→ **What you will do**
Write the material out again exactly as it stands.

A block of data
------------------------------------
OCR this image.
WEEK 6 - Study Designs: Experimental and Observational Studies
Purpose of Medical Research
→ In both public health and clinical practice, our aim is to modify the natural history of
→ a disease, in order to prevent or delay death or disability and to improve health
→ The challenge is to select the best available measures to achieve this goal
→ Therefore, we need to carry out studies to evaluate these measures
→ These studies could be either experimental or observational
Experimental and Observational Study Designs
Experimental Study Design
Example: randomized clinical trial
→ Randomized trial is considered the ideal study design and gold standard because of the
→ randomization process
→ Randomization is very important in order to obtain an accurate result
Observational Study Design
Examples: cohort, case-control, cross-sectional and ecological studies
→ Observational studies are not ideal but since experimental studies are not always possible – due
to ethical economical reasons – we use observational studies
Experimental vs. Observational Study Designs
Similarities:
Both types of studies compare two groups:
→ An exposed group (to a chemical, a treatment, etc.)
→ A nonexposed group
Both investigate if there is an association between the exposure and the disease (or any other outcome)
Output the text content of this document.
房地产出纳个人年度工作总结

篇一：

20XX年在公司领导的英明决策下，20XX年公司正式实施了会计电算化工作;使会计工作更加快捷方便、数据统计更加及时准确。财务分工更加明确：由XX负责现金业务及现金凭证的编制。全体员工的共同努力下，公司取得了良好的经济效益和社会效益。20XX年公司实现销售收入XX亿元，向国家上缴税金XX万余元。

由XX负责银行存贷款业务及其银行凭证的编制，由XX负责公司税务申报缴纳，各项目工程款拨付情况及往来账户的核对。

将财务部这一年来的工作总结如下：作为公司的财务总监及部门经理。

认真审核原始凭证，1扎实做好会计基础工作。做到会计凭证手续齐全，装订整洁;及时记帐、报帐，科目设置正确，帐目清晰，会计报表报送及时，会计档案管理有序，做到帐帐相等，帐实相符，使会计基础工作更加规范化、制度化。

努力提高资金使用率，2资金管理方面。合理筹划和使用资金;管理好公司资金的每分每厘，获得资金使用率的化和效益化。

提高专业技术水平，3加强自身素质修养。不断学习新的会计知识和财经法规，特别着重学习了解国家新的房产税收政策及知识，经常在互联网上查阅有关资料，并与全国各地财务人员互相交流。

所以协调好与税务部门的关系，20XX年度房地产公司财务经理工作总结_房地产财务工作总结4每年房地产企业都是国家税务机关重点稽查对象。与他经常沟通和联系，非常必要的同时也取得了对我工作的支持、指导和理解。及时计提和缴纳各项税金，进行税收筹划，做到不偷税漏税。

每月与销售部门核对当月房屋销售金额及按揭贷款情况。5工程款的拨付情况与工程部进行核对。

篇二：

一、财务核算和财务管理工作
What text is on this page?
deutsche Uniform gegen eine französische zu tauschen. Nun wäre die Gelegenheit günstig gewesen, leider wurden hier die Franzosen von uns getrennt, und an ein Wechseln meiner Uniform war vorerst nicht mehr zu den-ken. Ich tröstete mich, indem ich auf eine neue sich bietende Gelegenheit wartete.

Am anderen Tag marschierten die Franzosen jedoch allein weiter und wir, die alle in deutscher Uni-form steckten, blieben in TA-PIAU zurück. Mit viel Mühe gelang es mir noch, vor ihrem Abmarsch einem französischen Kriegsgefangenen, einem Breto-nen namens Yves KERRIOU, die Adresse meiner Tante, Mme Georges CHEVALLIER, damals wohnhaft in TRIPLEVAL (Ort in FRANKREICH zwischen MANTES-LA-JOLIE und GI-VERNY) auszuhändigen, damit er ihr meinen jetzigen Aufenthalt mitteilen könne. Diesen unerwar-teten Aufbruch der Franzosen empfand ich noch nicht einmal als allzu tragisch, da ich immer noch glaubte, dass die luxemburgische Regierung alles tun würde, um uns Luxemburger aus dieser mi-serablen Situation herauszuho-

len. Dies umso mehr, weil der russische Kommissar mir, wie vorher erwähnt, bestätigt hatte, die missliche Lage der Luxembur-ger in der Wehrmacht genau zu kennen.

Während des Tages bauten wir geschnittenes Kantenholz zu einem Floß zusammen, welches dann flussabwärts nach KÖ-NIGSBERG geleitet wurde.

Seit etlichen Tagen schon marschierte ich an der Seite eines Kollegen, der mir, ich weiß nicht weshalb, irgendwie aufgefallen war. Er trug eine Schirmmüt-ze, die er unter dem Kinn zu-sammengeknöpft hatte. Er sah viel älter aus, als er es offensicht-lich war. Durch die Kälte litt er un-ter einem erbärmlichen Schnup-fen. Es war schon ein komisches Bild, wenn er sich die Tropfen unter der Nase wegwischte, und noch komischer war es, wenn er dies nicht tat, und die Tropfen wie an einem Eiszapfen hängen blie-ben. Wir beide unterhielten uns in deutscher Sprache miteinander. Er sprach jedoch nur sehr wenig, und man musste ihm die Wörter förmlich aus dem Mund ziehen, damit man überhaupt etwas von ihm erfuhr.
------------------------------------
→ **Exercise result**
OCR this image.
WEEK 6 - Study Designs: Experimental and Observational Studies
Purpose of Medical Research
→ In both public health and clinical practice, our aim is to modify the natural history of
→ a disease, in order to prevent or delay death or disability and to improve health
→ The challenge is to select the best available measures to achieve this goal
→ Therefore, we need to carry out studies to evaluate these measures
→ These studies could be either experimental or observational
Experimental and Observational Study Designs
Experimental Study Design
Example: randomized clinical trial
→ Randomized trial is considered the ideal study design and gold standard because of the
→ randomization process
→ Randomization is very important in order to obtain an accurate result
Observational Study Design
Examples: cohort, case-control, cross-sectional and ecological studies
→ Observational studies are not ideal but since experimental studies are not always possible – due
to ethical economical reasons – we use observational studies
Experimental vs. Observational Study Designs
Similarities:
Both types of studies compare two groups:
→ An exposed group (to a chemical, a treatment, etc.)
→ A nonexposed group
Both investigate if there is an association between the exposure and the disease (or any other outcome)
Output the text content of this document.
房地产出纳个人年度工作总结

篇一：

20XX年在公司领导的英明决策下，20XX年公司正式实施了会计电算化工作;使会计工作更加快捷方便、数据统计更加及时准确。财务分工更加明确：由XX负责现金业务及现金凭证的编制。全体员工的共同努力下，公司取得了良好的经济效益和社会效益。20XX年公司实现销售收入XX亿元，向国家上缴税金XX万余元。

由XX负责银行存贷款业务及其银行凭证的编制，由XX负责公司税务申报缴纳，各项目工程款拨付情况及往来账户的核对。

将财务部这一年来的工作总结如下：作为公司的财务总监及部门经理。

认真审核原始凭证，1扎实做好会计基础工作。做到会计凭证手续齐全，装订整洁;及时记帐、报帐，科目设置正确，帐目清晰，会计报表报送及时，会计档案管理有序，做到帐帐相等，帐实相符，使会计基础工作更加规范化、制度化。

努力提高资金使用率，2资金管理方面。合理筹划和使用资金;管理好公司资金的每分每厘，获得资金使用率的化和效益化。

提高专业技术水平，3加强自身素质修养。不断学习新的会计知识和财经法规，特别着重学习了解国家新的房产税收政策及知识，经常在互联网上查阅有关资料，并与全国各地财务人员互相交流。

所以协调好与税务部门的关系，20XX年度房地产公司财务经理工作总结_房地产财务工作总结4每年房地产企业都是国家税务机关重点稽查对象。与他经常沟通和联系，非常必要的同时也取得了对我工作的支持、指导和理解。及时计提和缴纳各项税金，进行税收筹划，做到不偷税漏税。

每月与销售部门核对当月房屋销售金额及按揭贷款情况。5工程款的拨付情况与工程部进行核对。

篇二：

一、财务核算和财务管理工作
What text is on this page?
deutsche Uniform gegen eine französische zu tauschen. Nun wäre die Gelegenheit günstig gewesen, leider wurden hier die Franzosen von uns getrennt, und an ein Wechseln meiner Uniform war vorerst nicht mehr zu den-ken. Ich tröstete mich, indem ich auf eine neue sich bietende Gelegenheit wartete.

Am anderen Tag marschierten die Franzosen jedoch allein weiter und wir, die alle in deutscher Uni-form steckten, blieben in TA-PIAU zurück. Mit viel Mühe gelang es mir noch, vor ihrem Abmarsch einem französischen Kriegsgefangenen, einem Breto-nen namens Yves KERRIOU, die Adresse meiner Tante, Mme Georges CHEVALLIER, damals wohnhaft in TRIPLEVAL (Ort in FRANKREICH zwischen MANTES-LA-JOLIE und GI-VERNY) auszuhändigen, damit er ihr meinen jetzigen Aufenthalt mitteilen könne. Diesen unerwar-teten Aufbruch der Franzosen empfand ich noch nicht einmal als allzu tragisch, da ich immer noch glaubte, dass die luxemburgische Regierung alles tun würde, um uns Luxemburger aus dieser mi-serablen Situation herauszuho-

len. Dies umso mehr, weil der russische Kommissar mir, wie vorher erwähnt, bestätigt hatte, die missliche Lage der Luxembur-ger in der Wehrmacht genau zu kennen.

Während des Tages bauten wir geschnittenes Kantenholz zu einem Floß zusammen, welches dann flussabwärts nach KÖ-NIGSBERG geleitet wurde.

Seit etlichen Tagen schon marschierte ich an der Seite eines Kollegen, der mir, ich weiß nicht weshalb, irgendwie aufgefallen war. Er trug eine Schirmmüt-ze, die er unter dem Kinn zu-sammengeknöpft hatte. Er sah viel älter aus, als er es offensicht-lich war. Durch die Kälte litt er un-ter einem erbärmlichen Schnup-fen. Es war schon ein komisches Bild, wenn er sich die Tropfen unter der Nase wegwischte, und noch komischer war es, wenn er dies nicht tat, und die Tropfen wie an einem Eiszapfen hängen blie-ben. Wir beide unterhielten uns in deutscher Sprache miteinander. Er sprach jedoch nur sehr wenig, und man musste ihm die Wörter förmlich aus dem Mund ziehen, damit man überhaupt etwas von ihm erfuhr.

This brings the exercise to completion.